◆ **REQUIREMENT**
Filter the records below down to lines containing "only".

◆ ◆ ◆ ◆ ◆ ◆ ◆

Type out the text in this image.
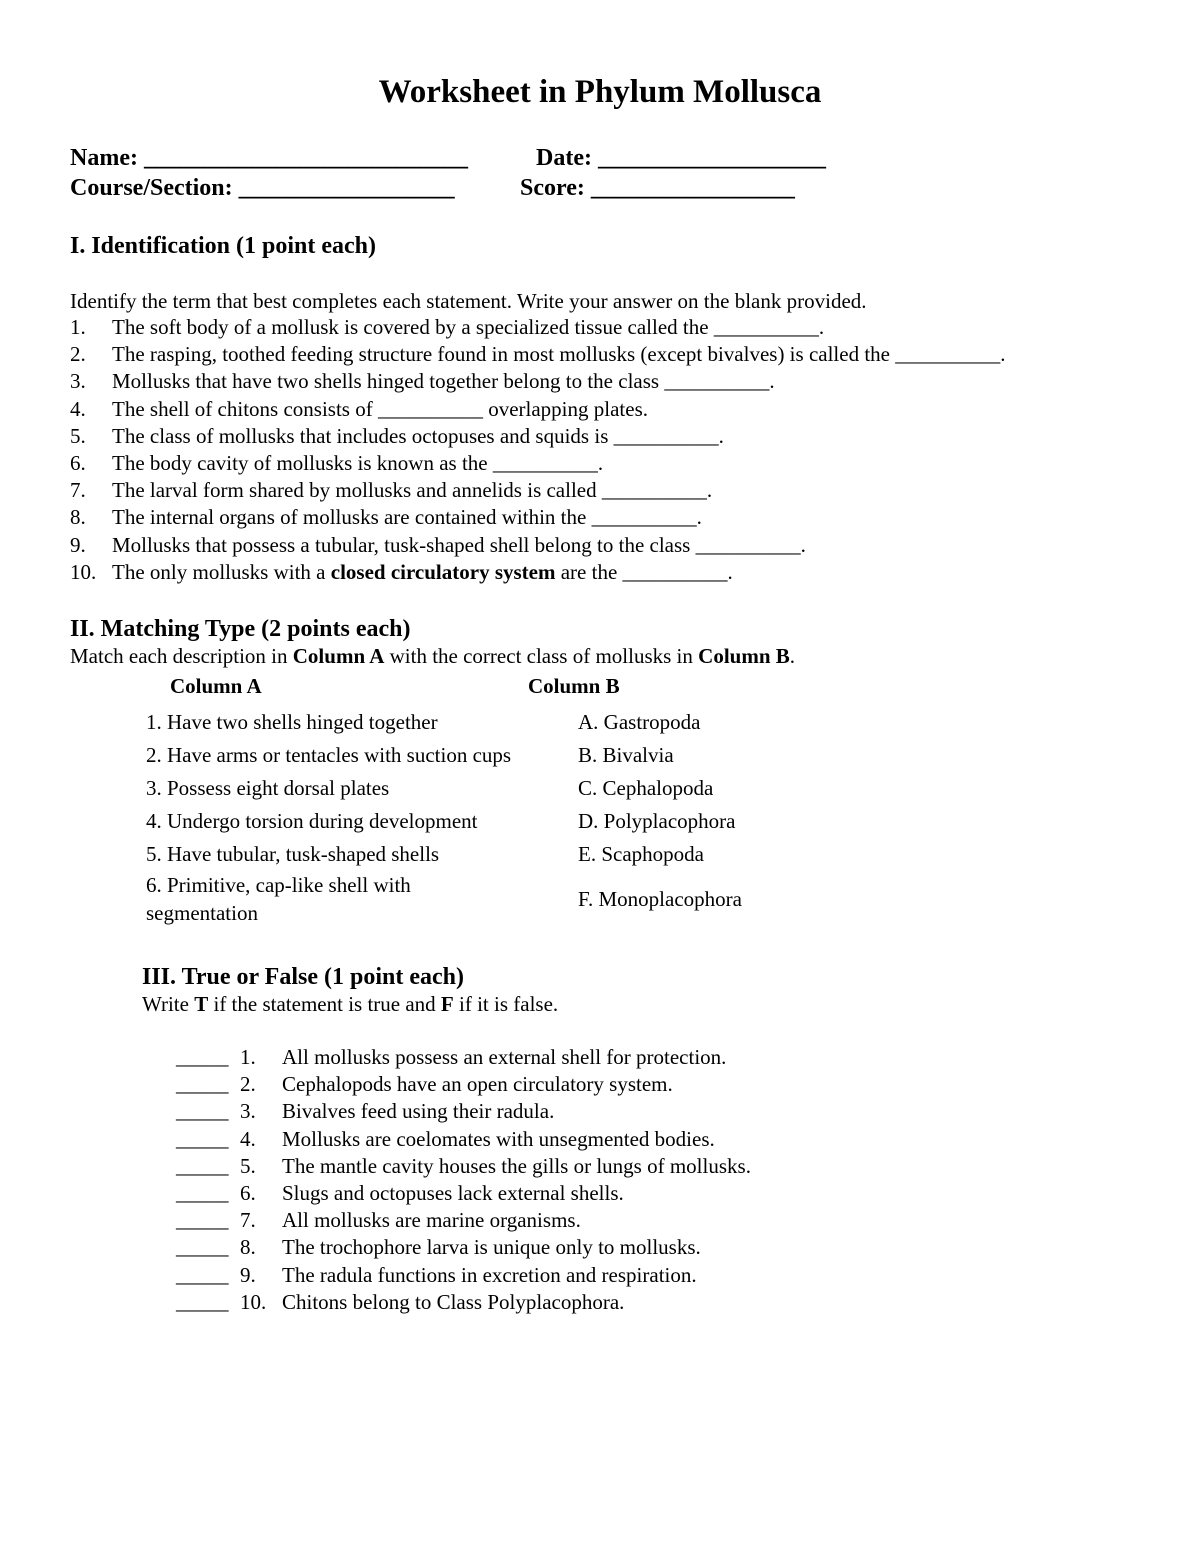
Worksheet in Phylum Mollusca
Name: ___________________________	Date: ___________________
Course/Section: __________________	Score: _________________
I. Identification (1 point each)
Identify the term that best completes each statement. Write your answer on the blank provided.
1.	The soft body of a mollusk is covered by a specialized tissue called the __________.
2.	The rasping, toothed feeding structure found in most mollusks (except bivalves) is called the __________.
3.	Mollusks that have two shells hinged together belong to the class __________.
4.	The shell of chitons consists of __________ overlapping plates.
5.	The class of mollusks that includes octopuses and squids is __________.
6.	The body cavity of mollusks is known as the __________.
7.	The larval form shared by mollusks and annelids is called __________.
8.	The internal organs of mollusks are contained within the __________.
9.	Mollusks that possess a tubular, tusk-shaped shell belong to the class __________.
10. The only mollusks with a closed circulatory system are the __________.
II. Matching Type (2 points each)
Match each description in Column A with the correct class of mollusks in Column B.
Column A	Column B
1. Have two shells hinged together	A. Gastropoda
2. Have arms or tentacles with suction cups	B. Bivalvia
3. Possess eight dorsal plates	C. Cephalopoda
4. Undergo torsion during development	D. Polyplacophora
5. Have tubular, tusk-shaped shells	E. Scaphopoda
6. Primitive, cap-like shell with
segmentation	F. Monoplacophora
III. True or False (1 point each)
Write T if the statement is true and F if it is false.
_____ 1. All mollusks possess an external shell for protection.
_____ 2. Cephalopods have an open circulatory system.
_____ 3. Bivalves feed using their radula.
_____ 4. Mollusks are coelomates with unsegmented bodies.
_____ 5. The mantle cavity houses the gills or lungs of mollusks.
_____ 6. Slugs and octopuses lack external shells.
_____ 7. All mollusks are marine organisms.
_____ 8. The trochophore larva is unique only to mollusks.
_____ 9. The radula functions in excretion and respiration.
_____ 10. Chitons belong to Class Polyplacophora.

◆ ◆ ◆ ◆ ◆ ◆ ◆

◆ **ANSWER TO THE TASK**
10. The only mollusks with a closed circulatory system are the __________.
_____ 8. The trochophore larva is unique only to mollusks.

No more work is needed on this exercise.